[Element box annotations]
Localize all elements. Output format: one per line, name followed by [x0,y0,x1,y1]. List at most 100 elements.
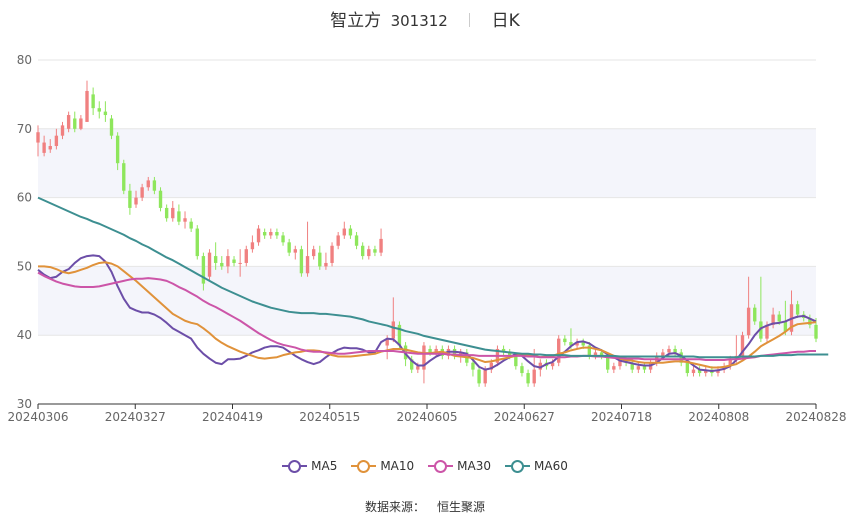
candle-body [508,352,512,356]
candle [373,245,377,257]
candle-body [501,348,506,353]
candle [808,314,812,329]
candle [220,256,224,270]
x-tick-label: 20240306 [7,410,68,424]
candlesticks [36,80,818,387]
candle-body [293,249,297,253]
candle-body [563,338,567,343]
chart-title: 智立方 301312 日K [0,6,850,31]
moving-average-lines [37,196,829,372]
candle-body [171,207,175,219]
candle-body [299,249,304,274]
candle-body [599,352,604,356]
candle [146,176,150,191]
candle-body [354,235,359,246]
candle-body [305,256,310,274]
candle [477,366,481,387]
candle-body [526,373,530,384]
candle-body [795,304,800,315]
candle-body [134,197,138,205]
candle [201,252,206,291]
candle-body [459,352,463,356]
candle-body [422,345,426,370]
candle-body [716,369,720,374]
candle [128,183,132,215]
candle-body [164,207,169,219]
legend-item-ma30[interactable]: MA30 [428,459,491,473]
candle [336,232,340,250]
legend-item-ma5[interactable]: MA5 [282,459,337,473]
candle-body [91,94,95,109]
legend-symbol-ma60 [505,459,531,473]
candle-body [385,338,389,346]
candle [704,366,708,377]
candle-body [575,342,579,346]
candle [66,111,71,133]
candle [91,87,95,116]
legend-item-ma60[interactable]: MA60 [505,459,568,473]
candle-body [269,232,273,236]
candle-body [520,366,524,374]
candle-body [177,211,181,222]
ma-line-ma30 [37,271,816,361]
candle [189,218,193,232]
candle-body [673,348,677,353]
y-tick-label: 80 [17,53,32,67]
candle [642,362,647,374]
candle-body [360,245,365,257]
legend-label-ma10: MA10 [380,459,415,473]
candle-body [85,90,89,122]
candle-body [434,348,438,353]
candle-body [630,362,634,370]
candle-body [550,362,555,367]
candle [697,366,702,377]
stock-code: 301312 [390,12,448,30]
candle-body [36,132,40,143]
x-tick-label: 20240828 [785,410,846,424]
candle-body [808,318,812,325]
candle [287,238,291,257]
x-tick-label: 20240627 [494,410,555,424]
legend-item-ma10[interactable]: MA10 [351,459,414,473]
candle [311,245,316,260]
candle-body [42,142,46,153]
candle [679,348,683,367]
candle-body [618,359,622,367]
candle [238,249,242,277]
candle-body [728,359,732,367]
candle-body [697,369,702,374]
candle [612,362,616,374]
candle-body [379,238,383,253]
candle [526,369,530,387]
candle-body [514,355,518,367]
candle [391,297,395,343]
candle-body [73,118,77,129]
grid-bands [38,128,816,336]
candle-body [759,321,763,339]
candle [759,276,763,343]
legend-symbol-ma5 [282,459,308,473]
candle [48,139,52,153]
candle-body [275,232,279,236]
candle-body [489,362,494,370]
candle-body [397,324,402,346]
candle [60,121,65,140]
candle [783,300,788,336]
candle [348,225,353,239]
candle [293,245,297,260]
legend-symbol-ma10 [351,459,377,473]
candle-body [287,242,291,253]
candle-body [348,228,353,236]
candle [520,362,524,377]
candle-body [324,262,328,267]
candle [324,252,328,270]
candle [244,245,248,267]
candle-body [367,249,371,257]
candle [746,276,751,339]
candle-body [753,307,757,322]
candle-body [569,342,573,346]
y-tick-label: 30 [17,397,32,411]
candle [367,245,371,260]
candle [471,359,475,377]
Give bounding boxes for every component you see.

EXERCISE OBJECTIVE:
Rewrite the data from the line with "candle-body [508,352,512,356]" to the line with "candle-body [520,366,524,374]" as a JSON list of strings, one string per line.

ANSWER TO THE TASK:
[
  "candle-body [508,352,512,356]",
  "candle [373,245,377,257]",
  "candle-body [501,348,506,353]",
  "candle [808,314,812,329]",
  "candle [220,256,224,270]",
  "x-tick-label: 20240306 [7,410,68,424]",
  "candlesticks [36,80,818,387]",
  "candle-body [293,249,297,253]",
  "candle-body [563,338,567,343]",
  "chart-title: 智立方 301312 日K [0,6,850,31]",
  "moving-average-lines [37,196,829,372]",
  "candle-body [171,207,175,219]",
  "candle-body [299,249,304,274]",
  "candle-body [599,352,604,356]",
  "candle [146,176,150,191]",
  "candle-body [354,235,359,246]",
  "candle-body [305,256,310,274]",
  "candle [477,366,481,387]",
  "candle-body [526,373,530,384]",
  "candle-body [795,304,800,315]",
  "candle-body [134,197,138,205]",
  "candle [201,252,206,291]",
  "candle-body [459,352,463,356]",
  "candle-body [422,345,426,370]",
  "candle-body [716,369,720,374]",
  "candle [128,183,132,215]",
  "candle-body [164,207,169,219]",
  "legend-item-ma30[interactable]: MA30 [428,459,491,473]",
  "candle [336,232,340,250]",
  "legend-item-ma5[interactable]: MA5 [282,459,337,473]",
  "candle-body [91,94,95,109]",
  "legend-symbol-ma60 [505,459,531,473]",
  "candle-body [385,338,389,346]",
  "candle [704,366,708,377]",
  "candle-body [575,342,579,346]",
  "candle [66,111,71,133]",
  "candle [91,87,95,116]",
  "legend-item-ma60[interactable]: MA60 [505,459,568,473]",
  "candle-body [269,232,273,236]",
  "candle-body [520,366,524,374]"
]